| WHAT TO WORK ON |
Each line that holds the word "подпрограммы" should be returned.

Stored records
•••

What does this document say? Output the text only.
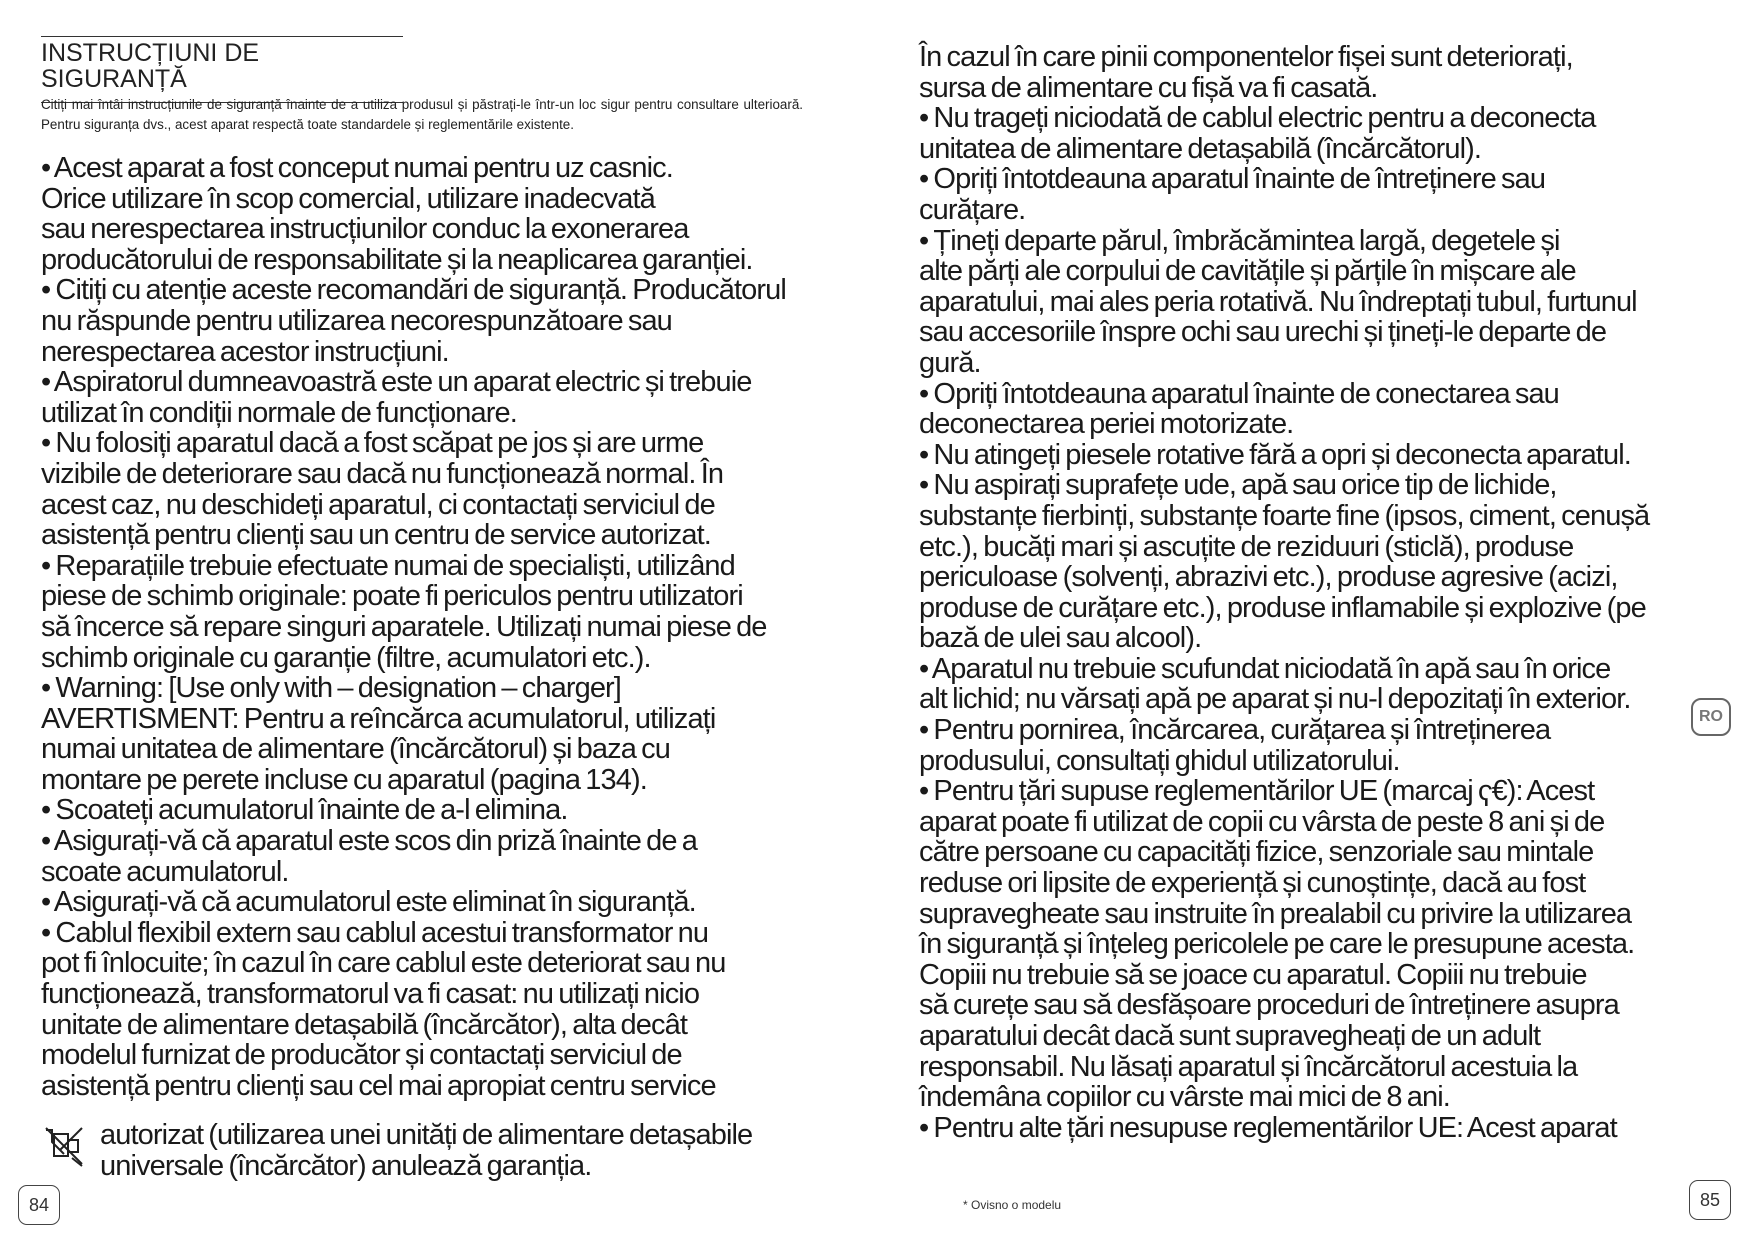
INSTRUCȚIUNI DE SIGURANȚĂ

Citiți mai întâi instrucțiunile de siguranță înainte de a utiliza produsul și păstrați-le într-un loc sigur pentru consultare ulterioară. Pentru siguranța dvs., acest aparat respectă toate standardele și reglementările existente.

• Acest aparat a fost conceput numai pentru uz casnic.
Orice utilizare în scop comercial, utilizare inadecvată
sau nerespectarea instrucțiunilor conduc la exonerarea
producătorului de responsabilitate și la neaplicarea garanției.
• Citiți cu atenție aceste recomandări de siguranță. Producătorul
nu răspunde pentru utilizarea necorespunzătoare sau
nerespectarea acestor instrucțiuni.
• Aspiratorul dumneavoastră este un aparat electric și trebuie
utilizat în condiții normale de funcționare.
• Nu folosiți aparatul dacă a fost scăpat pe jos și are urme
vizibile de deteriorare sau dacă nu funcționează normal. În
acest caz, nu deschideți aparatul, ci contactați serviciul de
asistență pentru clienți sau un centru de service autorizat.
• Reparațiile trebuie efectuate numai de specialiști, utilizând
piese de schimb originale: poate fi periculos pentru utilizatori
să încerce să repare singuri aparatele. Utilizați numai piese de
schimb originale cu garanție (filtre, acumulatori etc.).
• Warning: [Use only with – designation – charger]
AVERTISMENT: Pentru a reîncărca acumulatorul, utilizați
numai unitatea de alimentare (încărcătorul) și baza cu
montare pe perete incluse cu aparatul (pagina 134).
• Scoateți acumulatorul înainte de a-l elimina.
• Asigurați-vă că aparatul este scos din priză înainte de a
scoate acumulatorul.
• Asigurați-vă că acumulatorul este eliminat în siguranță.
• Cablul flexibil extern sau cablul acestui transformator nu
pot fi înlocuite; în cazul în care cablul este deteriorat sau nu
funcționează, transformatorul va fi casat: nu utilizați nicio
unitate de alimentare detașabilă (încărcător), alta decât
modelul furnizat de producător și contactați serviciul de
asistență pentru clienți sau cel mai apropiat centru service
autorizat (utilizarea unei unități de alimentare detașabile
universale (încărcător) anulează garanția.
84
În cazul în care pinii componentelor fișei sunt deteriorați,
sursa de alimentare cu fișă va fi casată.
• Nu trageți niciodată de cablul electric pentru a deconecta
unitatea de alimentare detașabilă (încărcătorul).
• Opriți întotdeauna aparatul înainte de întreținere sau
curățare.
• Țineți departe părul, îmbrăcămintea largă, degetele și
alte părți ale corpului de cavitățile și părțile în mișcare ale
aparatului, mai ales peria rotativă. Nu îndreptați tubul, furtunul
sau accesoriile înspre ochi sau urechi și țineți-le departe de
gură.
• Opriți întotdeauna aparatul înainte de conectarea sau
deconectarea periei motorizate.
• Nu atingeți piesele rotative fără a opri și deconecta aparatul.
• Nu aspirați suprafețe ude, apă sau orice tip de lichide,
substanțe fierbinți, substanțe foarte fine (ipsos, ciment, cenușă
etc.), bucăți mari și ascuțite de reziduuri (sticlă), produse
periculoase (solvenți, abrazivi etc.), produse agresive (acizi,
produse de curățare etc.), produse inflamabile și explozive (pe
bază de ulei sau alcool).
• Aparatul nu trebuie scufundat niciodată în apă sau în orice
alt lichid; nu vărsați apă pe aparat și nu-l depozitați în exterior.
• Pentru pornirea, încărcarea, curățarea și întreținerea
produsului, consultați ghidul utilizatorului.
• Pentru țări supuse reglementărilor UE (marcaj ҁ€): Acest
aparat poate fi utilizat de copii cu vârsta de peste 8 ani și de
către persoane cu capacități fizice, senzoriale sau mintale
reduse ori lipsite de experiență și cunoștințe, dacă au fost
supravegheate sau instruite în prealabil cu privire la utilizarea
în siguranță și înțeleg pericolele pe care le presupune acesta.
Copiii nu trebuie să se joace cu aparatul. Copiii nu trebuie
să curețe sau să desfășoare proceduri de întreținere asupra
aparatului decât dacă sunt supravegheați de un adult
responsabil. Nu lăsați aparatul și încărcătorul acestuia la
îndemâna copiilor cu vârste mai mici de 8 ani.
• Pentru alte țări nesupuse reglementărilor UE: Acest aparat
RO
* Ovisno o modelu	85
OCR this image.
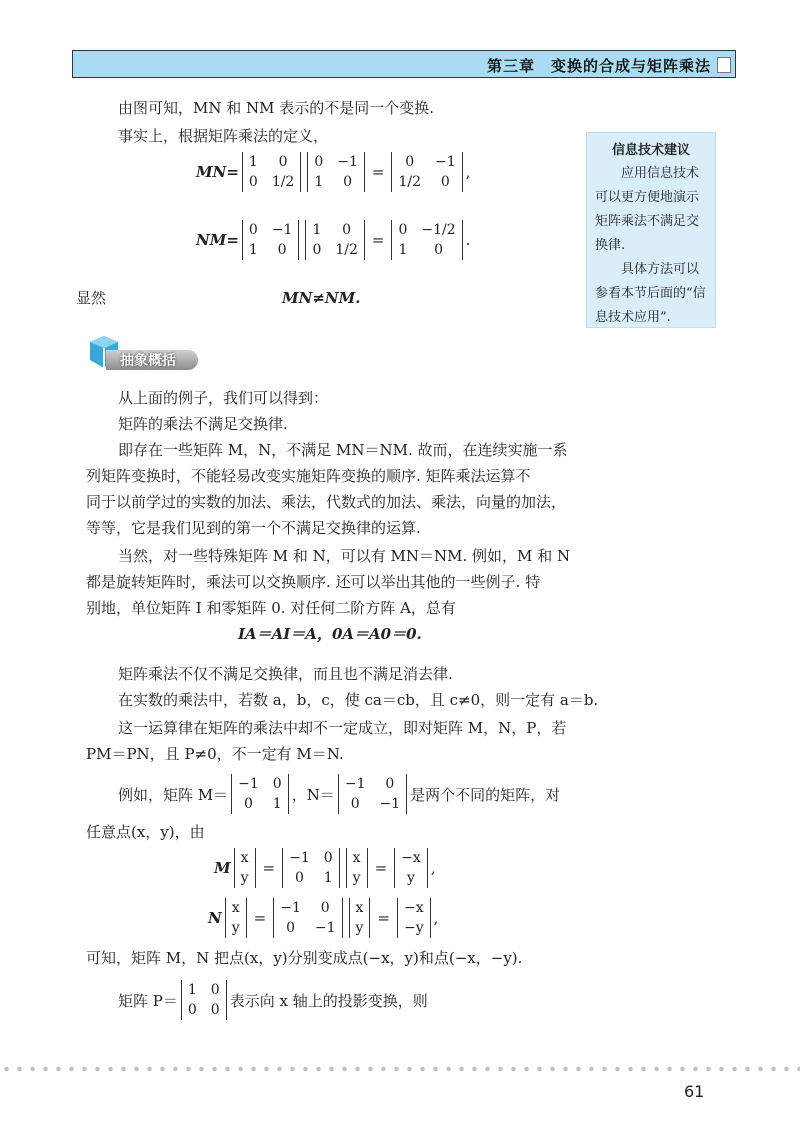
第三章　变换的合成与矩阵乘法
由图可知，MN 和 NM 表示的不是同一个变换.
事实上，根据矩阵乘法的定义，
MN=
1 0
0 1/2
0 −1
1 0
=
0 −1
1/2 0
,
NM=
0 −1
1 0
1 0
0 1/2
=
0 −1/2
1 0
.
显然	MN≠NM.
信息技术建议
应用信息技术可以更方便地演示矩阵乘法不满足交换律.
具体方法可以参看本节后面的“信息技术应用”.
抽象概括
从上面的例子，我们可以得到：
矩阵的乘法不满足交换律.
即存在一些矩阵 M，N，不满足 MN＝NM. 故而，在连续实施一系
列矩阵变换时，不能轻易改变实施矩阵变换的顺序. 矩阵乘法运算不
同于以前学过的实数的加法、乘法，代数式的加法、乘法，向量的加法，
等等，它是我们见到的第一个不满足交换律的运算.
当然，对一些特殊矩阵 M 和 N，可以有 MN＝NM. 例如，M 和 N
都是旋转矩阵时，乘法可以交换顺序. 还可以举出其他的一些例子. 特
别地，单位矩阵 I 和零矩阵 0. 对任何二阶方阵 A，总有
IA＝AI＝A，0A＝A0＝0.
矩阵乘法不仅不满足交换律，而且也不满足消去律.
在实数的乘法中，若数 a，b，c，使 ca＝cb，且 c≠0，则一定有 a＝b.
这一运算律在矩阵的乘法中却不一定成立，即对矩阵 M，N，P，若
PM＝PN，且 P≠0，不一定有 M＝N.
例如，矩阵 M＝
−1 0
0 1
，N＝
−1 0
0 −1
是两个不同的矩阵，对
任意点(x，y)，由
M
x
y
=
−1 0
0 1
x
y
=
−x
y
,
N
x
y
=
−1 0
0 −1
x
y
=
−x
−y
,
可知，矩阵 M，N 把点(x，y)分别变成点(−x，y)和点(−x，−y).
矩阵 P＝
1 0
0 0
表示向 x 轴上的投影变换，则
61
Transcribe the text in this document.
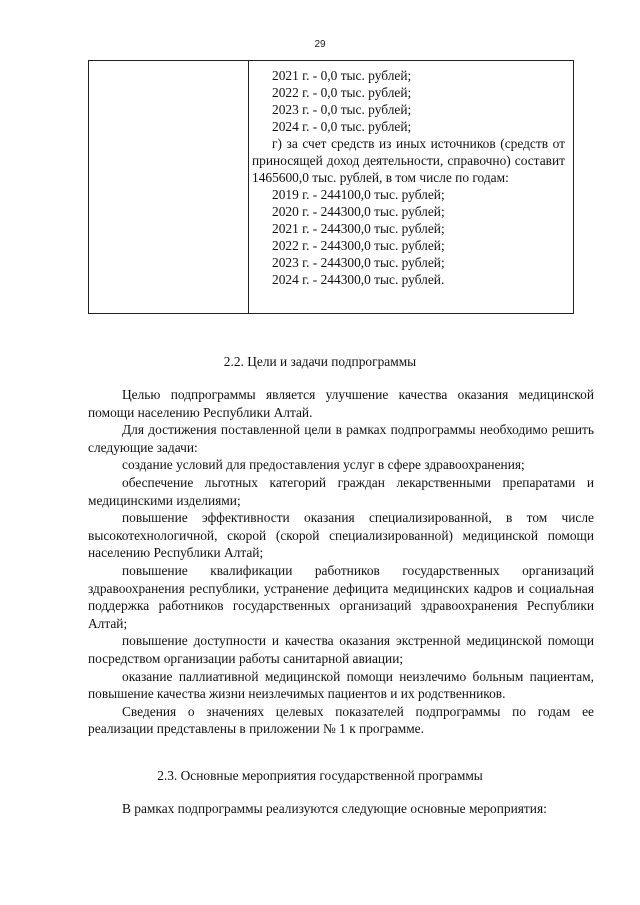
29
2021 г. - 0,0 тыс. рублей;
2022 г. - 0,0 тыс. рублей;
2023 г. - 0,0 тыс. рублей;
2024 г. - 0,0 тыс. рублей;
г) за счет средств из иных источников (средств от приносящей доход деятельности, справочно) составит 1465600,0 тыс. рублей, в том числе по годам:
2019 г. - 244100,0 тыс. рублей;
2020 г. - 244300,0 тыс. рублей;
2021 г. - 244300,0 тыс. рублей;
2022 г. - 244300,0 тыс. рублей;
2023 г. - 244300,0 тыс. рублей;
2024 г. - 244300,0 тыс. рублей.
2.2. Цели и задачи подпрограммы

Целью подпрограммы является улучшение качества оказания медицинской помощи населению Республики Алтай.

Для достижения поставленной цели в рамках подпрограммы необходимо решить следующие задачи:

создание условий для предоставления услуг в сфере здравоохранения;

обеспечение льготных категорий граждан лекарственными препаратами и медицинскими изделиями;

повышение эффективности оказания специализированной, в том числе высокотехнологичной, скорой (скорой специализированной) медицинской помощи населению Республики Алтай;

повышение квалификации работников государственных организаций здравоохранения республики, устранение дефицита медицинских кадров и социальная поддержка работников государственных организаций здравоохранения Республики Алтай;

повышение доступности и качества оказания экстренной медицинской помощи посредством организации работы санитарной авиации;

оказание паллиативной медицинской помощи неизлечимо больным пациентам, повышение качества жизни неизлечимых пациентов и их родственников.

Сведения о значениях целевых показателей подпрограммы по годам ее реализации представлены в приложении № 1 к программе.

2.3. Основные мероприятия государственной программы

В рамках подпрограммы реализуются следующие основные мероприятия:
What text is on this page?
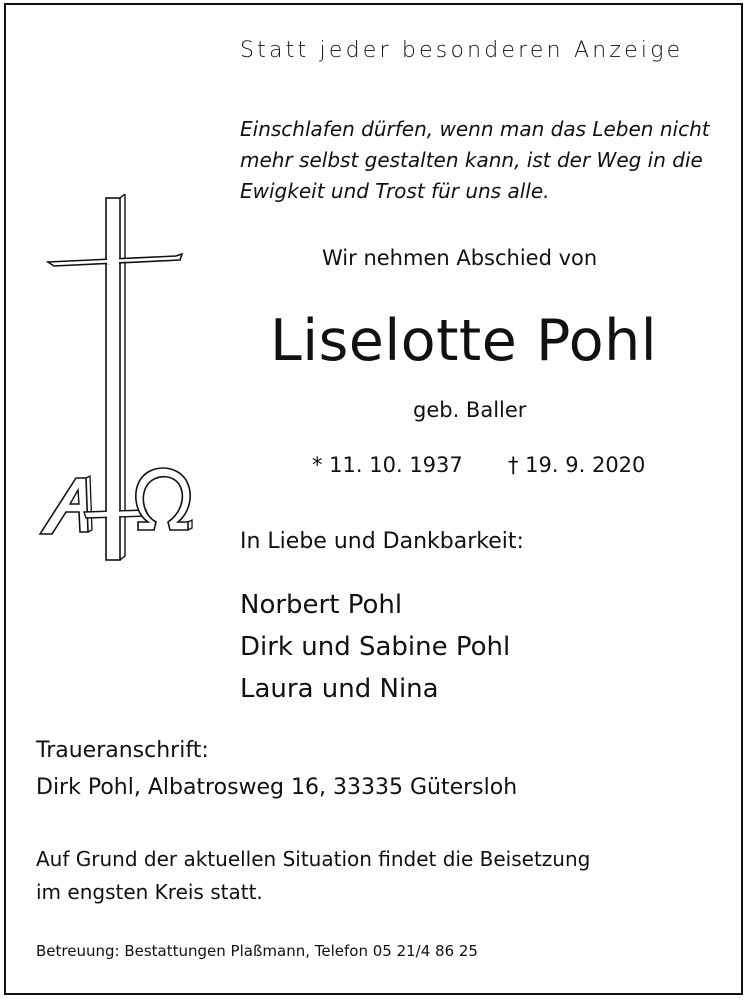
Statt jeder besonderen Anzeige
Einschlafen dürfen, wenn man das Leben nicht
mehr selbst gestalten kann, ist der Weg in die
Ewigkeit und Trost für uns alle.
Wir nehmen Abschied von
Liselotte Pohl
geb. Baller
* 11. 10. 1937 † 19. 9. 2020
In Liebe und Dankbarkeit:
Norbert Pohl
Dirk und Sabine Pohl
Laura und Nina
Traueranschrift:
Dirk Pohl, Albatrosweg 16, 33335 Gütersloh
Auf Grund der aktuellen Situation findet die Beisetzung
im engsten Kreis statt.
Betreuung: Bestattungen Plaßmann, Telefon 05 21/4 86 25
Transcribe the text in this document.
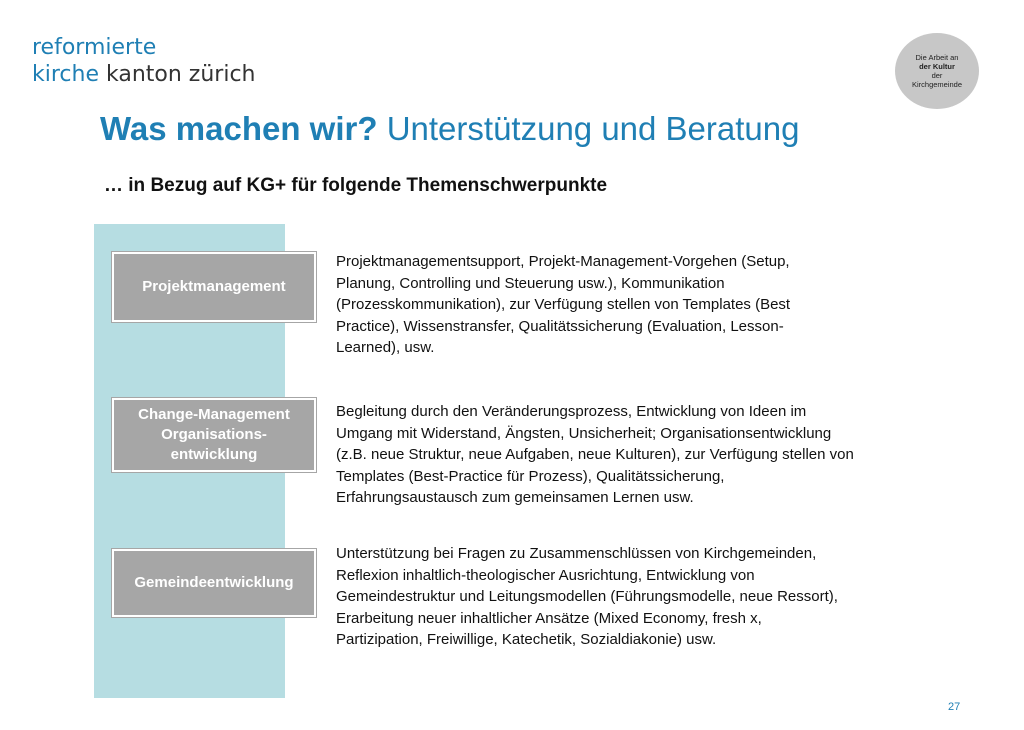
reformierte
kirche kanton zürich
Die Arbeit an
der Kultur
der
Kirchgemeinde
Was machen wir? Unterstützung und Beratung
… in Bezug auf KG+ für folgende Themenschwerpunkte
Projektmanagement
Change-Management
Organisations-
entwicklung
Gemeindeentwicklung
Projektmanagementsupport, Projekt-Management-Vorgehen (Setup,
Planung, Controlling und Steuerung usw.), Kommunikation
(Prozesskommunikation), zur Verfügung stellen von Templates (Best
Practice), Wissenstransfer, Qualitätssicherung (Evaluation, Lesson-
Learned), usw.
Begleitung durch den Veränderungsprozess, Entwicklung von Ideen im
Umgang mit Widerstand, Ängsten, Unsicherheit; Organisationsentwicklung
(z.B. neue Struktur, neue Aufgaben, neue Kulturen), zur Verfügung stellen von
Templates (Best-Practice für Prozess), Qualitätssicherung,
Erfahrungsaustausch zum gemeinsamen Lernen usw.
Unterstützung bei Fragen zu Zusammenschlüssen von Kirchgemeinden,
Reflexion inhaltlich-theologischer Ausrichtung, Entwicklung von
Gemeindestruktur und Leitungsmodellen (Führungsmodelle, neue Ressort),
Erarbeitung neuer inhaltlicher Ansätze (Mixed Economy, fresh x,
Partizipation, Freiwillige, Katechetik, Sozialdiakonie) usw.
27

•••

| FULL SOLUTION |
2.2. Цели и задачи подпрограммы
Целью подпрограммы является улучшение качества оказания медицинской помощи населению Республики Алтай.
Для достижения поставленной цели в рамках подпрограммы необходимо решить следующие задачи:
Сведения о значениях целевых показателей подпрограммы по годам ее реализации представлены в приложении № 1 к программе.
В рамках подпрограммы реализуются следующие основные мероприятия:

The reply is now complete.